Dataset listings of figures

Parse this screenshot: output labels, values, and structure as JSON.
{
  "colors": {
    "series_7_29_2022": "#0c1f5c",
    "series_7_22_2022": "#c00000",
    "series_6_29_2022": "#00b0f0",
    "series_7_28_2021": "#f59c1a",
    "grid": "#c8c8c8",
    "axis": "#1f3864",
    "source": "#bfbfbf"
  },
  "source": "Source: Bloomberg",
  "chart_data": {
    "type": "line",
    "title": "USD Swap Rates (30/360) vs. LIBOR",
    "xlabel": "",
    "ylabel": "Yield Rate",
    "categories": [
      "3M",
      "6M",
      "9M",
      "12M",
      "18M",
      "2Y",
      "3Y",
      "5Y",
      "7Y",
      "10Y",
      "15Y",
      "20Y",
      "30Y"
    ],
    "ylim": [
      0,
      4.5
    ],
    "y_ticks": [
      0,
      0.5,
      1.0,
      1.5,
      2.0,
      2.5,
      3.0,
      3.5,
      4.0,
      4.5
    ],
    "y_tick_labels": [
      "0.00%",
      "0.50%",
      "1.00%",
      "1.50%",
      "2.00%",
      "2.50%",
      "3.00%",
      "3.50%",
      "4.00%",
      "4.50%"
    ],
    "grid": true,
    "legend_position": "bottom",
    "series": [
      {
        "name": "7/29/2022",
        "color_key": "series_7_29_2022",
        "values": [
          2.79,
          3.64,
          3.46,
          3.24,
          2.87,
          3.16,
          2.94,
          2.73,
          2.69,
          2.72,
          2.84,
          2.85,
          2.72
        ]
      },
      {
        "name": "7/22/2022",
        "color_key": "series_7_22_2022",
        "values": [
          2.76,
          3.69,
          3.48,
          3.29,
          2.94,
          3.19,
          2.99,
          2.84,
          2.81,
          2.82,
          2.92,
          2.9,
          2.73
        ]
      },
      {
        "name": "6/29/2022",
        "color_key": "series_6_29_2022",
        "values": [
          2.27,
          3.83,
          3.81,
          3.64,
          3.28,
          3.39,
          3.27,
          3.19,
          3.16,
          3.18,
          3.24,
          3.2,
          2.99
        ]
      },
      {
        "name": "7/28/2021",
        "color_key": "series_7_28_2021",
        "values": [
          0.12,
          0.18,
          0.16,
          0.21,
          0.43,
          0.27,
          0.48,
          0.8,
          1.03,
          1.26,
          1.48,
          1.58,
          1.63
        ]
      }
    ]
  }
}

◆ Requirement ◆
Return all of the entries exactly as they were supplied.

◆ Task output ◆
Parse this screenshot: output labels, values, and structure as JSON.
{
  "colors": {
    "series_7_29_2022": "#0c1f5c",
    "series_7_22_2022": "#c00000",
    "series_6_29_2022": "#00b0f0",
    "series_7_28_2021": "#f59c1a",
    "grid": "#c8c8c8",
    "axis": "#1f3864",
    "source": "#bfbfbf"
  },
  "source": "Source: Bloomberg",
  "chart_data": {
    "type": "line",
    "title": "USD Swap Rates (30/360) vs. LIBOR",
    "xlabel": "",
    "ylabel": "Yield Rate",
    "categories": [
      "3M",
      "6M",
      "9M",
      "12M",
      "18M",
      "2Y",
      "3Y",
      "5Y",
      "7Y",
      "10Y",
      "15Y",
      "20Y",
      "30Y"
    ],
    "ylim": [
      0,
      4.5
    ],
    "y_ticks": [
      0,
      0.5,
      1.0,
      1.5,
      2.0,
      2.5,
      3.0,
      3.5,
      4.0,
      4.5
    ],
    "y_tick_labels": [
      "0.00%",
      "0.50%",
      "1.00%",
      "1.50%",
      "2.00%",
      "2.50%",
      "3.00%",
      "3.50%",
      "4.00%",
      "4.50%"
    ],
    "grid": true,
    "legend_position": "bottom",
    "series": [
      {
        "name": "7/29/2022",
        "color_key": "series_7_29_2022",
        "values": [
          2.79,
          3.64,
          3.46,
          3.24,
          2.87,
          3.16,
          2.94,
          2.73,
          2.69,
          2.72,
          2.84,
          2.85,
          2.72
        ]
      },
      {
        "name": "7/22/2022",
        "color_key": "series_7_22_2022",
        "values": [
          2.76,
          3.69,
          3.48,
          3.29,
          2.94,
          3.19,
          2.99,
          2.84,
          2.81,
          2.82,
          2.92,
          2.9,
          2.73
        ]
      },
      {
        "name": "6/29/2022",
        "color_key": "series_6_29_2022",
        "values": [
          2.27,
          3.83,
          3.81,
          3.64,
          3.28,
          3.39,
          3.27,
          3.19,
          3.16,
          3.18,
          3.24,
          3.2,
          2.99
        ]
      },
      {
        "name": "7/28/2021",
        "color_key": "series_7_28_2021",
        "values": [
          0.12,
          0.18,
          0.16,
          0.21,
          0.43,
          0.27,
          0.48,
          0.8,
          1.03,
          1.26,
          1.48,
          1.58,
          1.63
        ]
      }
    ]
  }
}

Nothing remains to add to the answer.